** Start Dataset rows **

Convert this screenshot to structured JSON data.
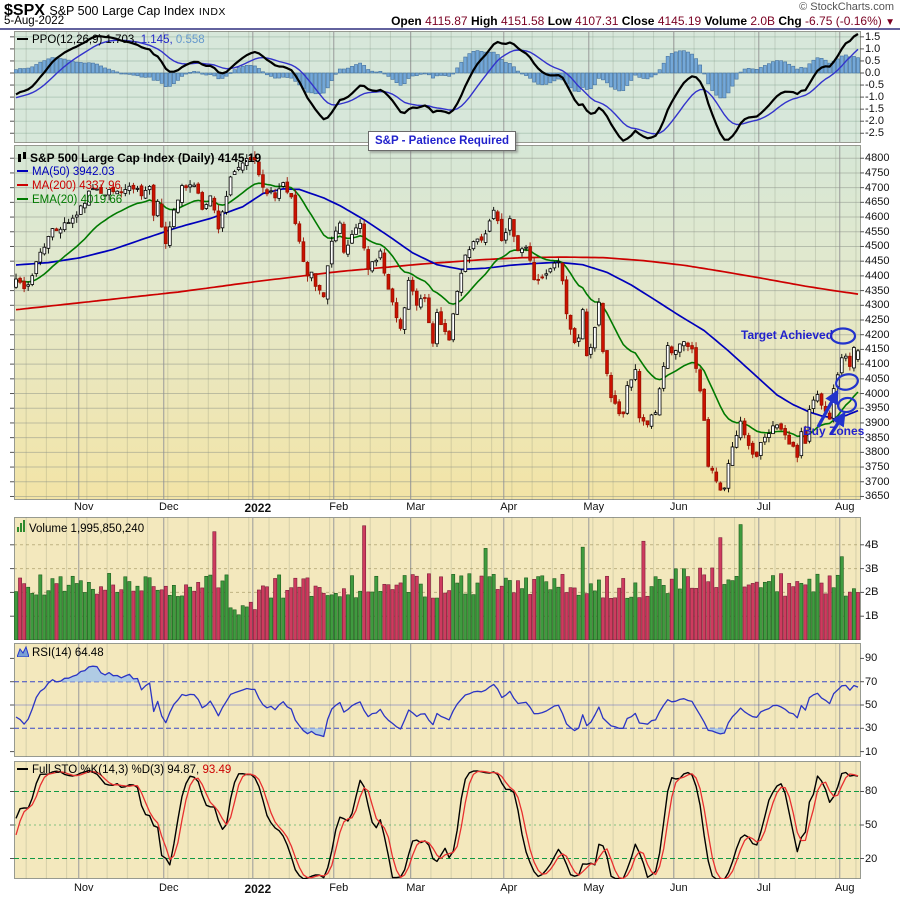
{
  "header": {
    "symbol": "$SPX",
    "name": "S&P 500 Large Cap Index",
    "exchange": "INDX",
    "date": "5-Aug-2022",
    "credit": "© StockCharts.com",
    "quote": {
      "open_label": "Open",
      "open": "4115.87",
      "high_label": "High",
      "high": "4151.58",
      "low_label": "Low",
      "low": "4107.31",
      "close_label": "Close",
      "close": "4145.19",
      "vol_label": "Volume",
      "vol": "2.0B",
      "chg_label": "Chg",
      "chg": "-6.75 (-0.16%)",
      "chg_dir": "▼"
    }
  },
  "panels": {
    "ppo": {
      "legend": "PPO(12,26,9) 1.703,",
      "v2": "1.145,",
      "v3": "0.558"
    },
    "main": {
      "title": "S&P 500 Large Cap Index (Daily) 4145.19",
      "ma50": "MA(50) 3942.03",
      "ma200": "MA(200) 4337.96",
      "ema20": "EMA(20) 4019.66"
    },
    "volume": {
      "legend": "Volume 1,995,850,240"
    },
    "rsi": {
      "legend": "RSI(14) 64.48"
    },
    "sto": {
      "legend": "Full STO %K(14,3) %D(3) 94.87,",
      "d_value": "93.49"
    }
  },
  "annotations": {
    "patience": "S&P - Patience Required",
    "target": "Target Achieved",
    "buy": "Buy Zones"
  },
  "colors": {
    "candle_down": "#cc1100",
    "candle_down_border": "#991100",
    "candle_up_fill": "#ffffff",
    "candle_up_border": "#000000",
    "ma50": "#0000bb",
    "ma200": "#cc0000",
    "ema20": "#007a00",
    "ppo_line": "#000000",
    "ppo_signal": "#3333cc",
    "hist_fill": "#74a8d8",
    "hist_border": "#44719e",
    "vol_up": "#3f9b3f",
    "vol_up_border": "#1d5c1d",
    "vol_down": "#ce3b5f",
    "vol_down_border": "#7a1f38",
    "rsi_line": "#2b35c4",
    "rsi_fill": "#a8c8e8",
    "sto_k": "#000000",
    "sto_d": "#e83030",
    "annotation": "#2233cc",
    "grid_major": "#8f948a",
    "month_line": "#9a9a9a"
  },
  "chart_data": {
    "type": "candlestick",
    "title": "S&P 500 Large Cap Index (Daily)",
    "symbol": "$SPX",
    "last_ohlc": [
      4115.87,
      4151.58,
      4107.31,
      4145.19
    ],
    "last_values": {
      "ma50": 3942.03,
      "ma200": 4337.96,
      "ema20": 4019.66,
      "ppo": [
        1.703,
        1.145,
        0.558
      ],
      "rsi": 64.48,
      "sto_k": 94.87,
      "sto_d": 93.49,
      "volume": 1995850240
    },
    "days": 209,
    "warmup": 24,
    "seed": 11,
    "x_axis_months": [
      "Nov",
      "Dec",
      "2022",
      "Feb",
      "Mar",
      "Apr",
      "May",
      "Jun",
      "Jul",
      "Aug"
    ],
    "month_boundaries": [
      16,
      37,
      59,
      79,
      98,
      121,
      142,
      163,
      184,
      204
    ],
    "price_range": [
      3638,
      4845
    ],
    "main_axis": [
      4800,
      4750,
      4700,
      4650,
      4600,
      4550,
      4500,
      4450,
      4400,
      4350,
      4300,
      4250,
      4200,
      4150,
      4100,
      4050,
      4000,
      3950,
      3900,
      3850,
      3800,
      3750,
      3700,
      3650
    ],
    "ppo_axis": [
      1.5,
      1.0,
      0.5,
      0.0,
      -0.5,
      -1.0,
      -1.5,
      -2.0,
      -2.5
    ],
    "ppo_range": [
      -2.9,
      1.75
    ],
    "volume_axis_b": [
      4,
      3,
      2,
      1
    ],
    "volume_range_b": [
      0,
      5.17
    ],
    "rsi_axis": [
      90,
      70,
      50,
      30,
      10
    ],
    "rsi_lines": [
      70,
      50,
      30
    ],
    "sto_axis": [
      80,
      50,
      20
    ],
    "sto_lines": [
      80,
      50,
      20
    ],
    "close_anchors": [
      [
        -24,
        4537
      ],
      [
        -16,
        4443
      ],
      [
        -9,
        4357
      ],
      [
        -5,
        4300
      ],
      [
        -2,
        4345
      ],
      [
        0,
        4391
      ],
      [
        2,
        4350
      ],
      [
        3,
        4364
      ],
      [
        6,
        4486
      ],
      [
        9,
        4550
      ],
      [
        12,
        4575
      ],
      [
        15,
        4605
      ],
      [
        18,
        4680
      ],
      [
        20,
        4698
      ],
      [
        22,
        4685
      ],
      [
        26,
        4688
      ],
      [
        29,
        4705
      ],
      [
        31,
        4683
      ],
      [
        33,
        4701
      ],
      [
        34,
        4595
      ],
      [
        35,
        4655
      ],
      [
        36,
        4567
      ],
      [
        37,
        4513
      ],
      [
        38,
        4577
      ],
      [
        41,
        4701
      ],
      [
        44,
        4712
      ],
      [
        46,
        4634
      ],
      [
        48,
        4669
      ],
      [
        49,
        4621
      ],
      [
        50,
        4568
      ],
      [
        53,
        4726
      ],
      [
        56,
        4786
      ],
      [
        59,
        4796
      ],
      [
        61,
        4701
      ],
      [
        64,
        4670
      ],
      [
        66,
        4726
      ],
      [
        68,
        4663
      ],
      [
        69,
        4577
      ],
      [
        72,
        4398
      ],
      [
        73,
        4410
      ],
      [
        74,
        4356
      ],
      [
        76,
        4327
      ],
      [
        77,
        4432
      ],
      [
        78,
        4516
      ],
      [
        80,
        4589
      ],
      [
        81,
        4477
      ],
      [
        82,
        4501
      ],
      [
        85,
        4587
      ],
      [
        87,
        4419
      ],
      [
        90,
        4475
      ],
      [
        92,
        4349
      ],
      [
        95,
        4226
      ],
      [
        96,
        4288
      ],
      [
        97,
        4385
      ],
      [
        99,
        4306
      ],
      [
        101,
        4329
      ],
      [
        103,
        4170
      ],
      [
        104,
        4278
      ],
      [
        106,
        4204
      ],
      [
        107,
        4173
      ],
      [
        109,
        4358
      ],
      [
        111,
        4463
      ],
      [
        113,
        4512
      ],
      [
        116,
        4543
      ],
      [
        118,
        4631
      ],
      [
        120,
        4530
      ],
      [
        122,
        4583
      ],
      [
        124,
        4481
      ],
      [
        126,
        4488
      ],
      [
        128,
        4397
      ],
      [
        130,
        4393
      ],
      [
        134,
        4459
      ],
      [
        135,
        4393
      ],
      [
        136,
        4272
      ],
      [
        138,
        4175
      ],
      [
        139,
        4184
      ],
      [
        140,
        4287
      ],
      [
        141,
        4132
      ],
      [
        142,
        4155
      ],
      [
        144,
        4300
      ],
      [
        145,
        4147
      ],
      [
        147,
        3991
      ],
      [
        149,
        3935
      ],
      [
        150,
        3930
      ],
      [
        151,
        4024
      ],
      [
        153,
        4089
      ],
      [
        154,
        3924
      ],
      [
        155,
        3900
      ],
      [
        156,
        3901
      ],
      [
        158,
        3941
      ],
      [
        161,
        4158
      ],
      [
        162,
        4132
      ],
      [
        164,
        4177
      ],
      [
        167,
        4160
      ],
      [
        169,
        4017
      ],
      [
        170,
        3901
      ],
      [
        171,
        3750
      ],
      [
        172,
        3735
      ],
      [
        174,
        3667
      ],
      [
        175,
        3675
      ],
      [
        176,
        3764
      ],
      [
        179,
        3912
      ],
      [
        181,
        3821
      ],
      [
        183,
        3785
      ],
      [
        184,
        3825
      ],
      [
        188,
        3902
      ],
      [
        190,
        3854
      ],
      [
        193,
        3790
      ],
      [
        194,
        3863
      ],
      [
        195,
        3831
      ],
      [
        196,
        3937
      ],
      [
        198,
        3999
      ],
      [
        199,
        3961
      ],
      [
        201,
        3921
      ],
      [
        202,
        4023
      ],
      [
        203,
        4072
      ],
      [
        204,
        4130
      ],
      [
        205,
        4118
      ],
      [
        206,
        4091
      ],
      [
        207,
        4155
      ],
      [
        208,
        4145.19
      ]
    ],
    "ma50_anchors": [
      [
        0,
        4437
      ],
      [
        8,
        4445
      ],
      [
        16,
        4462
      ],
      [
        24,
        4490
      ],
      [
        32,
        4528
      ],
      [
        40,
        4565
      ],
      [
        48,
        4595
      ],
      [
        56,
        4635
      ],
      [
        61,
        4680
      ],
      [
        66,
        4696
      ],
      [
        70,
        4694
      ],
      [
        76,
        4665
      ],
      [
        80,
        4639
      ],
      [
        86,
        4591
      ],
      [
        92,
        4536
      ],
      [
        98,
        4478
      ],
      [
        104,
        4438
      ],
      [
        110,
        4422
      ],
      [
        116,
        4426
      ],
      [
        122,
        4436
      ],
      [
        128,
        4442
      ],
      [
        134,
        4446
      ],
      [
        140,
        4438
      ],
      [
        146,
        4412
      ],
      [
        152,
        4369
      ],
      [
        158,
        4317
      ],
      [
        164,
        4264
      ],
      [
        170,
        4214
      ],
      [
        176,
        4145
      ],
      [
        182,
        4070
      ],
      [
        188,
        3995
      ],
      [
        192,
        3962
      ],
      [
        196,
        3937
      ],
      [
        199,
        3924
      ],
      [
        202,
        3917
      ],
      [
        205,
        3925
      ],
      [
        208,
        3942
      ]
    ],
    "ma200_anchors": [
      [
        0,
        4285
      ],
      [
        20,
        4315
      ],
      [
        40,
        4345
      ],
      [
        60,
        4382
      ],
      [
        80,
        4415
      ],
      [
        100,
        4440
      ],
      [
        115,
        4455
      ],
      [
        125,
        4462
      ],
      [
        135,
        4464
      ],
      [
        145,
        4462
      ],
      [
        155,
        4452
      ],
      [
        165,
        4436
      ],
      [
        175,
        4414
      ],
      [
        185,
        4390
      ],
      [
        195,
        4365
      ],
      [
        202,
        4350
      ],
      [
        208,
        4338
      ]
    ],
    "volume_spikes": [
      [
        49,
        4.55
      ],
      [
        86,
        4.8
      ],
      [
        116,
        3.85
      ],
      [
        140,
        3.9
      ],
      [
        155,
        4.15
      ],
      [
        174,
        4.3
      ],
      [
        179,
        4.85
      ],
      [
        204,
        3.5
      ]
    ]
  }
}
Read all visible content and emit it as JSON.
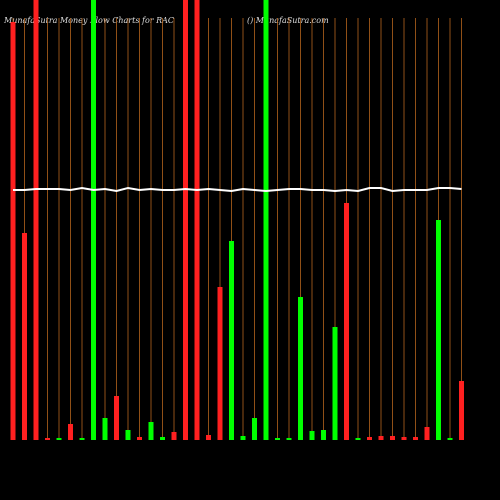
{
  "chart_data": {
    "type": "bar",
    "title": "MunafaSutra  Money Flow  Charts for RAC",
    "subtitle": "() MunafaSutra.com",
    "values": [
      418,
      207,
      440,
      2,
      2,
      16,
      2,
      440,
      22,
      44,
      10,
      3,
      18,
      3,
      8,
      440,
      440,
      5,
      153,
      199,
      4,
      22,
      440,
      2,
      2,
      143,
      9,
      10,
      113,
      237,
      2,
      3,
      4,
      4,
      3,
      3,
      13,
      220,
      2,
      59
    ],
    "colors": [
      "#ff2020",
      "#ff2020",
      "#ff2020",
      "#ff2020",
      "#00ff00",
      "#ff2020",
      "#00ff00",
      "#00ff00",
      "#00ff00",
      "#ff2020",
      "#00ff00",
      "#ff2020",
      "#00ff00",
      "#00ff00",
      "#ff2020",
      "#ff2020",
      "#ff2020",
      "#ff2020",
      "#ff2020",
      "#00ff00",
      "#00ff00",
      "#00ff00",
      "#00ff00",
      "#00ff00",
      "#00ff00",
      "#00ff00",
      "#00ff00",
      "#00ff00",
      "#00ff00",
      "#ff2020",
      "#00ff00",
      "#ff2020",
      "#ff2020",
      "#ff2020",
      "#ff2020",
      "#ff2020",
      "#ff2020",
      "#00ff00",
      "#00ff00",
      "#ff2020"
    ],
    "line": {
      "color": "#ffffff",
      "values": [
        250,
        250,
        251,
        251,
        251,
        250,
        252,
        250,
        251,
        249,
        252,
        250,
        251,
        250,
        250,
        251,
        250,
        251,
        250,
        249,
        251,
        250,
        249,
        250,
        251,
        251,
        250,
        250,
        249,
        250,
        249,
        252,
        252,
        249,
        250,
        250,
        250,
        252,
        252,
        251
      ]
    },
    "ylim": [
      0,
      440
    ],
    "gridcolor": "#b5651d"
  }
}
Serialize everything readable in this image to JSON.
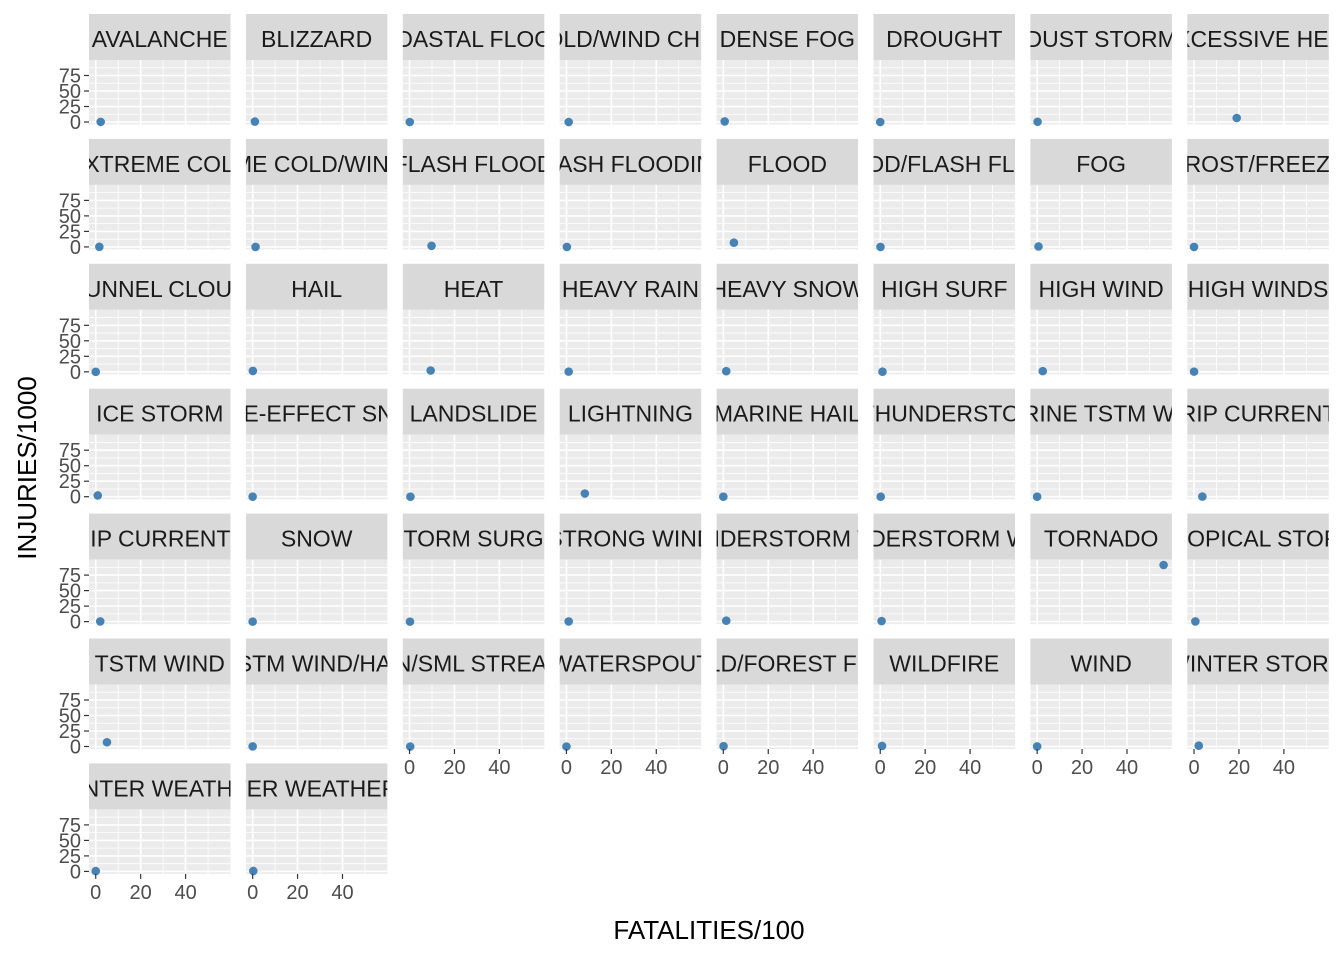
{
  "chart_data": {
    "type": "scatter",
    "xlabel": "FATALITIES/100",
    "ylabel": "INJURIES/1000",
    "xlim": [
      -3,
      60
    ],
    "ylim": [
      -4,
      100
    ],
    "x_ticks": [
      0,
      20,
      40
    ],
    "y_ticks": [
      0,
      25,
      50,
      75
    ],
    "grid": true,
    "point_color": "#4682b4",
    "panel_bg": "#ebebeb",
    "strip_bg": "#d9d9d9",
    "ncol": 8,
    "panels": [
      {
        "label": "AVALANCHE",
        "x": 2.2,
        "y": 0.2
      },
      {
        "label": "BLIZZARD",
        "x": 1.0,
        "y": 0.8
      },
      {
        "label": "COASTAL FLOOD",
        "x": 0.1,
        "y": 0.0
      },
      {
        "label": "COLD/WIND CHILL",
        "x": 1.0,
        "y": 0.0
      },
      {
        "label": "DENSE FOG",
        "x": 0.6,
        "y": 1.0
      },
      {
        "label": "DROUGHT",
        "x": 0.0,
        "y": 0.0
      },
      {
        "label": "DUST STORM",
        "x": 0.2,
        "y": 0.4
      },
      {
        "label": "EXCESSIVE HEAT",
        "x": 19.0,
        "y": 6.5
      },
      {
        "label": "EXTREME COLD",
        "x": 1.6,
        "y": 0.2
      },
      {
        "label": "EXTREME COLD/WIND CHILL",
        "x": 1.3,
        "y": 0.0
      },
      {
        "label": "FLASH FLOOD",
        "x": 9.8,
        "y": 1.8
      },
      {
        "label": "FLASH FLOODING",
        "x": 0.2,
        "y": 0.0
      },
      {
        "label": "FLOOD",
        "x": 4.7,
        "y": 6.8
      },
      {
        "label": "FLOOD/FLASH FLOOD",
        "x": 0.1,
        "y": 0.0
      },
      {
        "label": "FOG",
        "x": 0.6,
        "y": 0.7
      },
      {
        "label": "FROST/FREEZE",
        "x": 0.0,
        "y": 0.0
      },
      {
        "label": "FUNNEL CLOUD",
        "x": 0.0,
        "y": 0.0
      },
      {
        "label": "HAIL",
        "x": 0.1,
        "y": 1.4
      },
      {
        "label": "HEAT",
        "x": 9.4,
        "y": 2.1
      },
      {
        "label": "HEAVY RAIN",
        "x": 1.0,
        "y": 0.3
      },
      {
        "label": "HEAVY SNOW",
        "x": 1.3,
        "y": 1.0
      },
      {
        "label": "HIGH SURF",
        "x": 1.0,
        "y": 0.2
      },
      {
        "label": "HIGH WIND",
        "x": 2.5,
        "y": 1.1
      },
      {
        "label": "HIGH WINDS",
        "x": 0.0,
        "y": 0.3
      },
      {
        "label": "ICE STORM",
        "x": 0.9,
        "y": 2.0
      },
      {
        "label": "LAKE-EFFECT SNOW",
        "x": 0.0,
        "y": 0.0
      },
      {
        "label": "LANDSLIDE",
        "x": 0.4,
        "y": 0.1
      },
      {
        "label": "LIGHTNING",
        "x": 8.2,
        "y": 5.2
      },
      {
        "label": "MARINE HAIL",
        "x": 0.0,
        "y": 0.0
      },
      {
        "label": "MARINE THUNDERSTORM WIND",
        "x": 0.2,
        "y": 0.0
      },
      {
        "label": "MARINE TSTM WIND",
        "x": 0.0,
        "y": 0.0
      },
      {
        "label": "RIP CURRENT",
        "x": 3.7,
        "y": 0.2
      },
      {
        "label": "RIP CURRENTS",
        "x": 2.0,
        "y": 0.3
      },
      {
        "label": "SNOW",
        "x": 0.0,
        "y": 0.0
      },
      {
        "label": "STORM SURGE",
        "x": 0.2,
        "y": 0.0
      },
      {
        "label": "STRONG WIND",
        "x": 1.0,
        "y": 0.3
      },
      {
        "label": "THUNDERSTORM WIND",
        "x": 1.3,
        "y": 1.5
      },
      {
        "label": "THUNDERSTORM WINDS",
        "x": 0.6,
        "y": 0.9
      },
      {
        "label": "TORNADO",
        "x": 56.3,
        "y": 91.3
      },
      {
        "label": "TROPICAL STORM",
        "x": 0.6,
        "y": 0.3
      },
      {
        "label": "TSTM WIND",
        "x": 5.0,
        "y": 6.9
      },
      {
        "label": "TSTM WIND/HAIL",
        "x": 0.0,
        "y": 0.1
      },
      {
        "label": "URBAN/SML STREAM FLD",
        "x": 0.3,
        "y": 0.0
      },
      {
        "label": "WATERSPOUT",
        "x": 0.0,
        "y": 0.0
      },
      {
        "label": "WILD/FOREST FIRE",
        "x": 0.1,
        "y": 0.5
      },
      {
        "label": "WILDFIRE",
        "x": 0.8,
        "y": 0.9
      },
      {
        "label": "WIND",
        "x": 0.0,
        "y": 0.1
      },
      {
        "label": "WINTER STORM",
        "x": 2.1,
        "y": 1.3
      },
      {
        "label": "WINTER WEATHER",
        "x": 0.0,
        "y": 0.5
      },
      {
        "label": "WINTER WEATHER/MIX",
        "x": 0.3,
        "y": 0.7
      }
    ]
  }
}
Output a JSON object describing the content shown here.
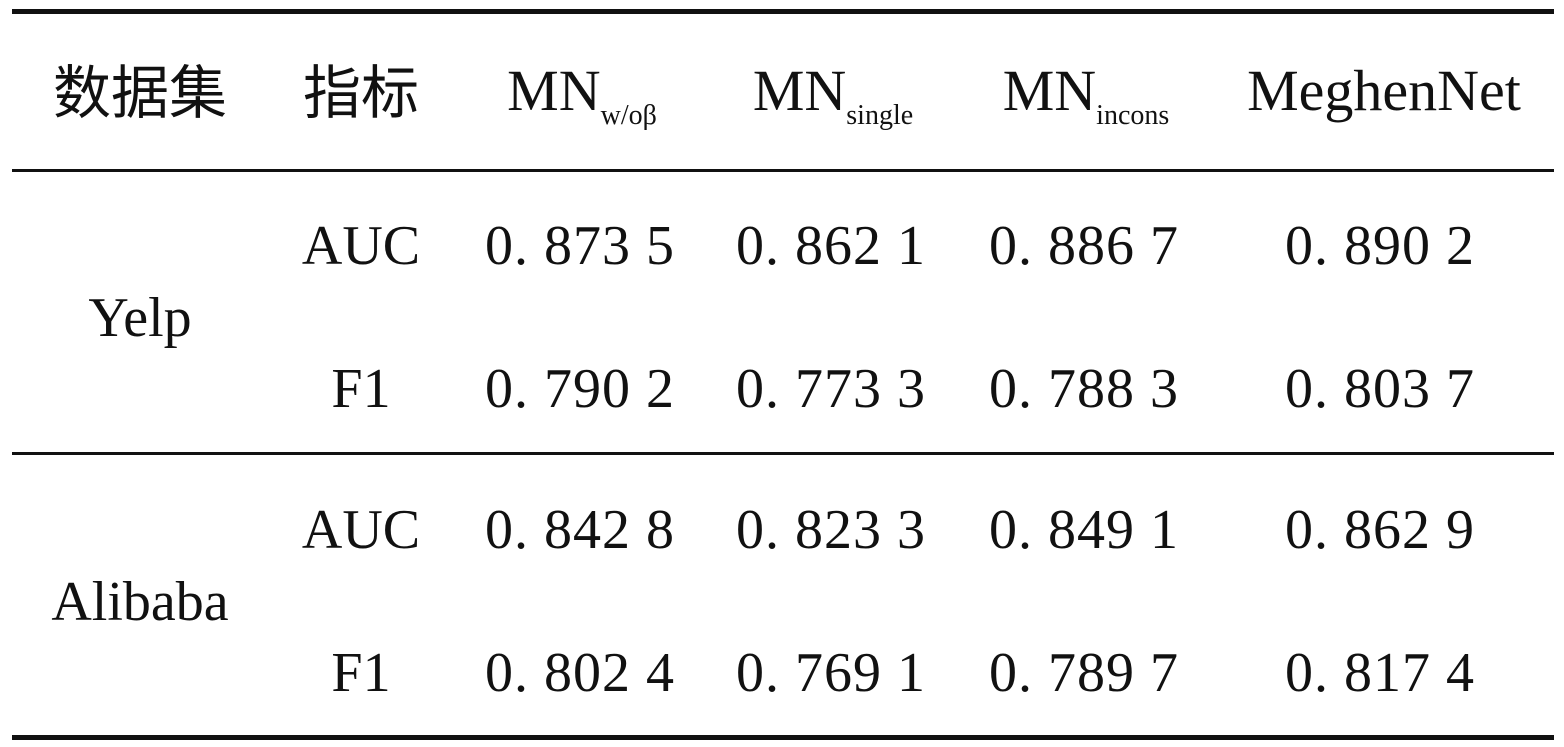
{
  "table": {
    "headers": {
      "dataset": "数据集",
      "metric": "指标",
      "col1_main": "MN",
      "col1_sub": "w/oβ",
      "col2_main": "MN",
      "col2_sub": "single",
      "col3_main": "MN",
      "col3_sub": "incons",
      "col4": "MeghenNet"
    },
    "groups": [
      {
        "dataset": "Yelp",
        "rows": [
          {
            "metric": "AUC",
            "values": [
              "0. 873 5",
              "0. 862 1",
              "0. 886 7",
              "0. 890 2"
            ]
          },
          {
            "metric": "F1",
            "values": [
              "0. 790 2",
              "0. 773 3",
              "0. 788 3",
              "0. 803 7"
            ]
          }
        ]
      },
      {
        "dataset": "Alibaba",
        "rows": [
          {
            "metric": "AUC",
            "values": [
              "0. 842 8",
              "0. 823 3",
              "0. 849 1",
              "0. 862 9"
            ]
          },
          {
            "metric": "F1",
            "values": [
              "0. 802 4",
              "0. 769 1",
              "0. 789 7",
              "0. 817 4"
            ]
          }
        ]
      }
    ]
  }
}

** End Dataset rows **

### The problem
Report all lines of the material that contain the word "WINDS".

### Answer to this exercise
        "label": "HIGH WINDS",
        "label": "THUNDERSTORM WINDS",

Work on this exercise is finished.